> _Exercise inputs_
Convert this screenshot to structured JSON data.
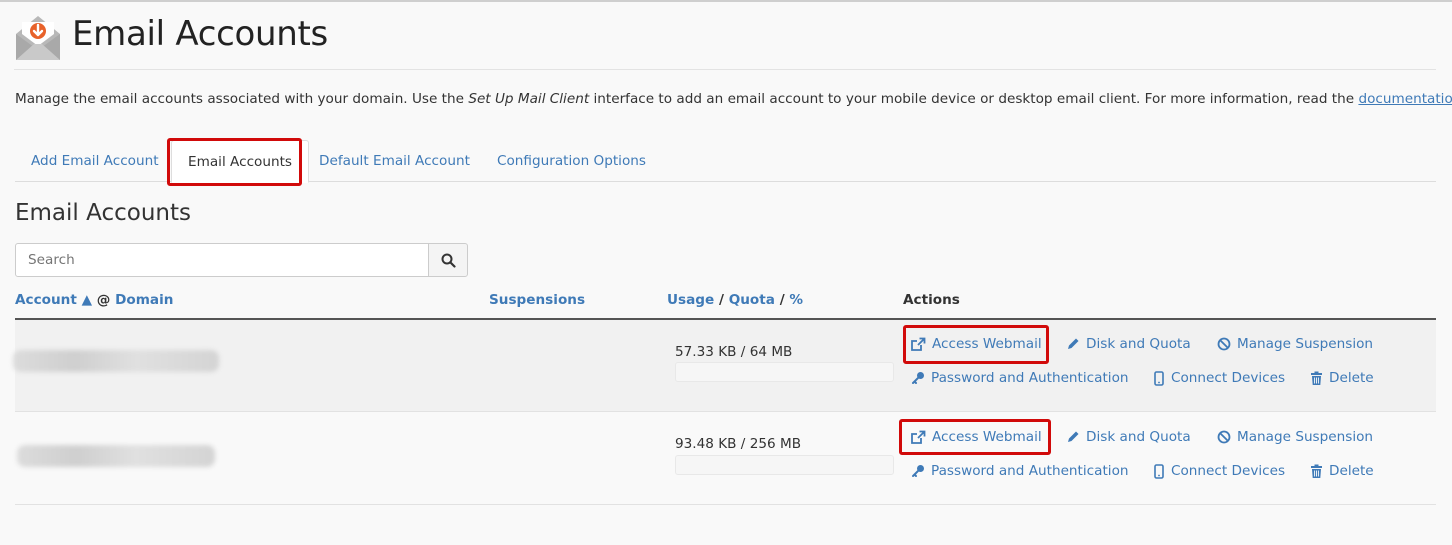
{
  "header": {
    "title": "Email Accounts",
    "icon": "envelope-download-icon"
  },
  "intro": {
    "part1": "Manage the email accounts associated with your domain. Use the ",
    "em": "Set Up Mail Client",
    "part2": " interface to add an email account to your mobile device or desktop email client. For more information, read the ",
    "link": "documentation",
    "end": "."
  },
  "tabs": [
    {
      "label": "Add Email Account"
    },
    {
      "label": "Email Accounts",
      "active": true
    },
    {
      "label": "Default Email Account"
    },
    {
      "label": "Configuration Options"
    }
  ],
  "section_title": "Email Accounts",
  "search": {
    "placeholder": "Search",
    "value": ""
  },
  "columns": {
    "account": "Account",
    "sort_indicator": "▲",
    "at": "@",
    "domain": "Domain",
    "suspensions": "Suspensions",
    "usage": "Usage",
    "quota": "Quota",
    "percent": "%",
    "sep": "/",
    "actions": "Actions"
  },
  "actions": {
    "access_webmail": "Access Webmail",
    "disk_quota": "Disk and Quota",
    "manage_suspension": "Manage Suspension",
    "password_auth": "Password and Authentication",
    "connect_devices": "Connect Devices",
    "delete": "Delete"
  },
  "rows": [
    {
      "usage": "57.33 KB / 64 MB",
      "usage_fraction": 0.0009
    },
    {
      "usage": "93.48 KB / 256 MB",
      "usage_fraction": 0.0004
    }
  ],
  "colors": {
    "link": "#3f7ab7",
    "highlight": "#d10a0a",
    "icon_orange": "#e8622a"
  }
}
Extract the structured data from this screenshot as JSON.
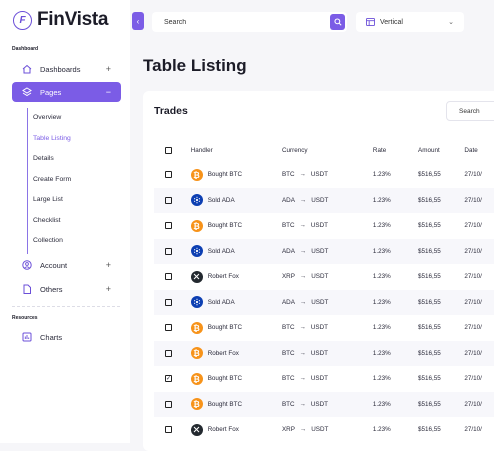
{
  "app": {
    "name": "FinVista"
  },
  "sidebar": {
    "section_dashboard": "Dashboard",
    "section_resources": "Resources",
    "items": [
      {
        "label": "Dashboards",
        "toggle": "+"
      },
      {
        "label": "Pages",
        "toggle": "−"
      },
      {
        "label": "Account",
        "toggle": "+"
      },
      {
        "label": "Others",
        "toggle": "+"
      },
      {
        "label": "Charts"
      }
    ],
    "subitems": [
      "Overview",
      "Table Listing",
      "Details",
      "Create Form",
      "Large List",
      "Checklist",
      "Collection"
    ]
  },
  "header": {
    "search_placeholder": "Search",
    "layout_select": "Vertical"
  },
  "main": {
    "title": "Table Listing",
    "card_title": "Trades",
    "card_search": "Search"
  },
  "table": {
    "headers": [
      "Handler",
      "Currency",
      "Rate",
      "Amount",
      "Date"
    ],
    "rows": [
      {
        "checked": false,
        "coin": "btc",
        "handler": "Bought BTC",
        "from": "BTC",
        "to": "USDT",
        "rate": "1.23%",
        "amount": "$516,55",
        "date": "27/10/"
      },
      {
        "checked": false,
        "coin": "ada",
        "handler": "Sold ADA",
        "from": "ADA",
        "to": "USDT",
        "rate": "1.23%",
        "amount": "$516,55",
        "date": "27/10/"
      },
      {
        "checked": false,
        "coin": "btc",
        "handler": "Bought BTC",
        "from": "BTC",
        "to": "USDT",
        "rate": "1.23%",
        "amount": "$516,55",
        "date": "27/10/"
      },
      {
        "checked": false,
        "coin": "ada",
        "handler": "Sold ADA",
        "from": "ADA",
        "to": "USDT",
        "rate": "1.23%",
        "amount": "$516,55",
        "date": "27/10/"
      },
      {
        "checked": false,
        "coin": "xrp",
        "handler": "Robert Fox",
        "from": "XRP",
        "to": "USDT",
        "rate": "1.23%",
        "amount": "$516,55",
        "date": "27/10/"
      },
      {
        "checked": false,
        "coin": "ada",
        "handler": "Sold ADA",
        "from": "ADA",
        "to": "USDT",
        "rate": "1.23%",
        "amount": "$516,55",
        "date": "27/10/"
      },
      {
        "checked": false,
        "coin": "btc",
        "handler": "Bought BTC",
        "from": "BTC",
        "to": "USDT",
        "rate": "1.23%",
        "amount": "$516,55",
        "date": "27/10/"
      },
      {
        "checked": false,
        "coin": "btc",
        "handler": "Robert Fox",
        "from": "BTC",
        "to": "USDT",
        "rate": "1.23%",
        "amount": "$516,55",
        "date": "27/10/"
      },
      {
        "checked": true,
        "coin": "btc",
        "handler": "Bought BTC",
        "from": "BTC",
        "to": "USDT",
        "rate": "1.23%",
        "amount": "$516,55",
        "date": "27/10/"
      },
      {
        "checked": false,
        "coin": "btc",
        "handler": "Bought BTC",
        "from": "BTC",
        "to": "USDT",
        "rate": "1.23%",
        "amount": "$516,55",
        "date": "27/10/"
      },
      {
        "checked": false,
        "coin": "xrp",
        "handler": "Robert Fox",
        "from": "XRP",
        "to": "USDT",
        "rate": "1.23%",
        "amount": "$516,55",
        "date": "27/10/"
      }
    ]
  },
  "colors": {
    "accent": "#7b5ce6",
    "btc": "#f7931a",
    "ada": "#0d3fb2",
    "xrp": "#23292f"
  },
  "icons": {
    "btc": "bitcoin-icon",
    "ada": "cardano-icon",
    "xrp": "ripple-icon"
  }
}
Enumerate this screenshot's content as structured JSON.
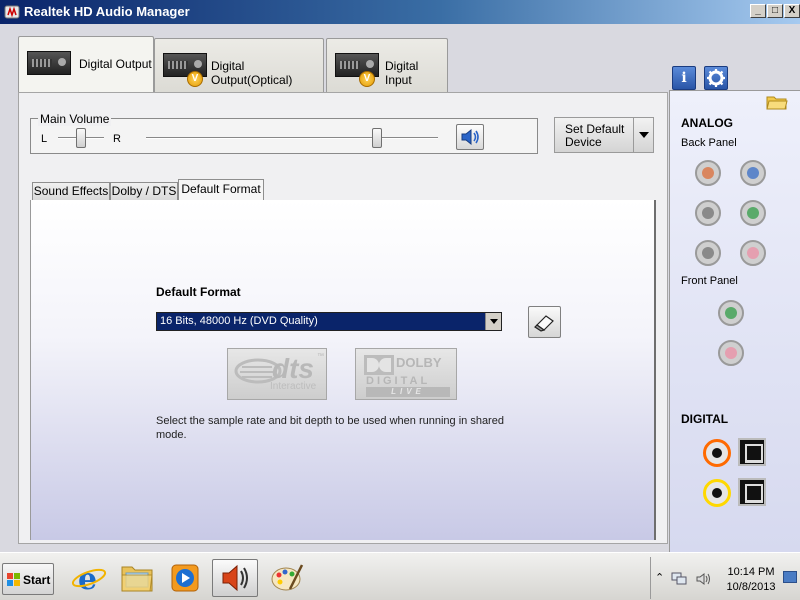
{
  "window": {
    "title": "Realtek HD Audio Manager",
    "controls": {
      "minimize": "_",
      "maximize": "□",
      "close": "X"
    }
  },
  "device_tabs": [
    {
      "label": "Digital Output",
      "active": true
    },
    {
      "label": "Digital Output(Optical)",
      "active": false
    },
    {
      "label": "Digital Input",
      "active": false
    }
  ],
  "volume": {
    "title": "Main Volume",
    "left_label": "L",
    "right_label": "R",
    "balance_level": 0.5,
    "volume_level": 0.79
  },
  "set_default": {
    "label": "Set Default Device"
  },
  "sub_tabs": [
    {
      "label": "Sound Effects",
      "active": false
    },
    {
      "label": "Dolby / DTS",
      "active": false
    },
    {
      "label": "Default Format",
      "active": true
    }
  ],
  "default_format": {
    "title": "Default Format",
    "selected": "16 Bits, 48000 Hz (DVD Quality)",
    "description": "Select the sample rate and bit depth to be used when running in shared mode."
  },
  "logos": {
    "dts": {
      "word": "dts",
      "sub": "Interactive",
      "tm": "™"
    },
    "dolby": {
      "word": "DOLBY",
      "line2": "DIGITAL",
      "line3": "LIVE"
    }
  },
  "right_panel": {
    "analog_heading": "ANALOG",
    "back_panel_label": "Back Panel",
    "front_panel_label": "Front Panel",
    "digital_heading": "DIGITAL",
    "info_icon": "i",
    "jack_colors": {
      "orange": "#d9865f",
      "blue": "#5e86c9",
      "gray": "#8a8a8a",
      "green": "#5aaa6a",
      "pink": "#e59fb0",
      "black": "#555555"
    },
    "coax_colors": {
      "orange": "#ff6a00",
      "yellow": "#ffd800"
    }
  },
  "taskbar": {
    "start_label": "Start",
    "clock_time": "10:14 PM",
    "clock_date": "10/8/2013"
  }
}
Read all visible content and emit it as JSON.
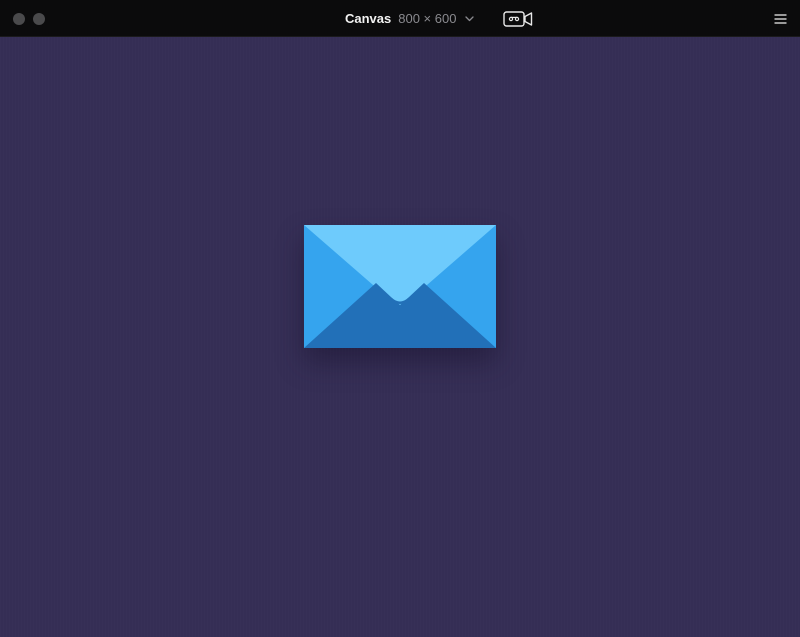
{
  "window": {
    "title": "Canvas",
    "size_label": "800 × 600"
  },
  "icons": {
    "dropdown": "chevron-down-icon",
    "record": "video-record-icon",
    "menu": "hamburger-menu-icon",
    "canvas_content": "mail-envelope-icon"
  },
  "colors": {
    "titlebar": "#0b0b0c",
    "canvas_background": "#352e55",
    "envelope_back": "#35a4ee",
    "envelope_flap": "#6ecbfc",
    "envelope_front": "#2270b8"
  }
}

> _Goal of the exercise_
From the material above, reproduce everything verbatim except the pictures.

> _Result for this task_
Convert this screenshot to structured JSON data.
{
  "header": {
    "title": "Email Accounts",
    "icon": "envelope-download-icon"
  },
  "intro": {
    "part1": "Manage the email accounts associated with your domain. Use the ",
    "em": "Set Up Mail Client",
    "part2": " interface to add an email account to your mobile device or desktop email client. For more information, read the ",
    "link": "documentation",
    "end": "."
  },
  "tabs": [
    {
      "label": "Add Email Account"
    },
    {
      "label": "Email Accounts",
      "active": true
    },
    {
      "label": "Default Email Account"
    },
    {
      "label": "Configuration Options"
    }
  ],
  "section_title": "Email Accounts",
  "search": {
    "placeholder": "Search",
    "value": ""
  },
  "columns": {
    "account": "Account",
    "sort_indicator": "▲",
    "at": "@",
    "domain": "Domain",
    "suspensions": "Suspensions",
    "usage": "Usage",
    "quota": "Quota",
    "percent": "%",
    "sep": "/",
    "actions": "Actions"
  },
  "actions": {
    "access_webmail": "Access Webmail",
    "disk_quota": "Disk and Quota",
    "manage_suspension": "Manage Suspension",
    "password_auth": "Password and Authentication",
    "connect_devices": "Connect Devices",
    "delete": "Delete"
  },
  "rows": [
    {
      "usage": "57.33 KB / 64 MB",
      "usage_fraction": 0.0009
    },
    {
      "usage": "93.48 KB / 256 MB",
      "usage_fraction": 0.0004
    }
  ],
  "colors": {
    "link": "#3f7ab7",
    "highlight": "#d10a0a",
    "icon_orange": "#e8622a"
  }
}
Extract the structured data from this screenshot as JSON.
{
  "app": {
    "name": "FinVista"
  },
  "sidebar": {
    "section_dashboard": "Dashboard",
    "section_resources": "Resources",
    "items": [
      {
        "label": "Dashboards",
        "toggle": "+"
      },
      {
        "label": "Pages",
        "toggle": "−"
      },
      {
        "label": "Account",
        "toggle": "+"
      },
      {
        "label": "Others",
        "toggle": "+"
      },
      {
        "label": "Charts"
      }
    ],
    "subitems": [
      "Overview",
      "Table Listing",
      "Details",
      "Create Form",
      "Large List",
      "Checklist",
      "Collection"
    ]
  },
  "header": {
    "search_placeholder": "Search",
    "layout_select": "Vertical"
  },
  "main": {
    "title": "Table Listing",
    "card_title": "Trades",
    "card_search": "Search"
  },
  "table": {
    "headers": [
      "Handler",
      "Currency",
      "Rate",
      "Amount",
      "Date"
    ],
    "rows": [
      {
        "checked": false,
        "coin": "btc",
        "handler": "Bought BTC",
        "from": "BTC",
        "to": "USDT",
        "rate": "1.23%",
        "amount": "$516,55",
        "date": "27/10/"
      },
      {
        "checked": false,
        "coin": "ada",
        "handler": "Sold ADA",
        "from": "ADA",
        "to": "USDT",
        "rate": "1.23%",
        "amount": "$516,55",
        "date": "27/10/"
      },
      {
        "checked": false,
        "coin": "btc",
        "handler": "Bought BTC",
        "from": "BTC",
        "to": "USDT",
        "rate": "1.23%",
        "amount": "$516,55",
        "date": "27/10/"
      },
      {
        "checked": false,
        "coin": "ada",
        "handler": "Sold ADA",
        "from": "ADA",
        "to": "USDT",
        "rate": "1.23%",
        "amount": "$516,55",
        "date": "27/10/"
      },
      {
        "checked": false,
        "coin": "xrp",
        "handler": "Robert Fox",
        "from": "XRP",
        "to": "USDT",
        "rate": "1.23%",
        "amount": "$516,55",
        "date": "27/10/"
      },
      {
        "checked": false,
        "coin": "ada",
        "handler": "Sold ADA",
        "from": "ADA",
        "to": "USDT",
        "rate": "1.23%",
        "amount": "$516,55",
        "date": "27/10/"
      },
      {
        "checked": false,
        "coin": "btc",
        "handler": "Bought BTC",
        "from": "BTC",
        "to": "USDT",
        "rate": "1.23%",
        "amount": "$516,55",
        "date": "27/10/"
      },
      {
        "checked": false,
        "coin": "btc",
        "handler": "Robert Fox",
        "from": "BTC",
        "to": "USDT",
        "rate": "1.23%",
        "amount": "$516,55",
        "date": "27/10/"
      },
      {
        "checked": true,
        "coin": "btc",
        "handler": "Bought BTC",
        "from": "BTC",
        "to": "USDT",
        "rate": "1.23%",
        "amount": "$516,55",
        "date": "27/10/"
      },
      {
        "checked": false,
        "coin": "btc",
        "handler": "Bought BTC",
        "from": "BTC",
        "to": "USDT",
        "rate": "1.23%",
        "amount": "$516,55",
        "date": "27/10/"
      },
      {
        "checked": false,
        "coin": "xrp",
        "handler": "Robert Fox",
        "from": "XRP",
        "to": "USDT",
        "rate": "1.23%",
        "amount": "$516,55",
        "date": "27/10/"
      }
    ]
  },
  "colors": {
    "accent": "#7b5ce6",
    "btc": "#f7931a",
    "ada": "#0d3fb2",
    "xrp": "#23292f"
  },
  "icons": {
    "btc": "bitcoin-icon",
    "ada": "cardano-icon",
    "xrp": "ripple-icon"
  }
}
Enumerate this screenshot's content as structured JSON.
{
  "window": {
    "title": "Realtek HD Audio Manager",
    "controls": {
      "minimize": "_",
      "maximize": "□",
      "close": "X"
    }
  },
  "device_tabs": [
    {
      "label": "Digital Output",
      "active": true
    },
    {
      "label": "Digital Output(Optical)",
      "active": false
    },
    {
      "label": "Digital Input",
      "active": false
    }
  ],
  "volume": {
    "title": "Main Volume",
    "left_label": "L",
    "right_label": "R",
    "balance_level": 0.5,
    "volume_level": 0.79
  },
  "set_default": {
    "label": "Set Default Device"
  },
  "sub_tabs": [
    {
      "label": "Sound Effects",
      "active": false
    },
    {
      "label": "Dolby / DTS",
      "active": false
    },
    {
      "label": "Default Format",
      "active": true
    }
  ],
  "default_format": {
    "title": "Default Format",
    "selected": "16 Bits, 48000 Hz (DVD Quality)",
    "description": "Select the sample rate and bit depth to be used when running in shared mode."
  },
  "logos": {
    "dts": {
      "word": "dts",
      "sub": "Interactive",
      "tm": "™"
    },
    "dolby": {
      "word": "DOLBY",
      "line2": "DIGITAL",
      "line3": "LIVE"
    }
  },
  "right_panel": {
    "analog_heading": "ANALOG",
    "back_panel_label": "Back Panel",
    "front_panel_label": "Front Panel",
    "digital_heading": "DIGITAL",
    "info_icon": "i",
    "jack_colors": {
      "orange": "#d9865f",
      "blue": "#5e86c9",
      "gray": "#8a8a8a",
      "green": "#5aaa6a",
      "pink": "#e59fb0",
      "black": "#555555"
    },
    "coax_colors": {
      "orange": "#ff6a00",
      "yellow": "#ffd800"
    }
  },
  "taskbar": {
    "start_label": "Start",
    "clock_time": "10:14 PM",
    "clock_date": "10/8/2013"
  }
}
Read all visible content and emit it as JSON.
{
  "window": {
    "title": "Canvas",
    "size_label": "800 × 600"
  },
  "icons": {
    "dropdown": "chevron-down-icon",
    "record": "video-record-icon",
    "menu": "hamburger-menu-icon",
    "canvas_content": "mail-envelope-icon"
  },
  "colors": {
    "titlebar": "#0b0b0c",
    "canvas_background": "#352e55",
    "envelope_back": "#35a4ee",
    "envelope_flap": "#6ecbfc",
    "envelope_front": "#2270b8"
  }
}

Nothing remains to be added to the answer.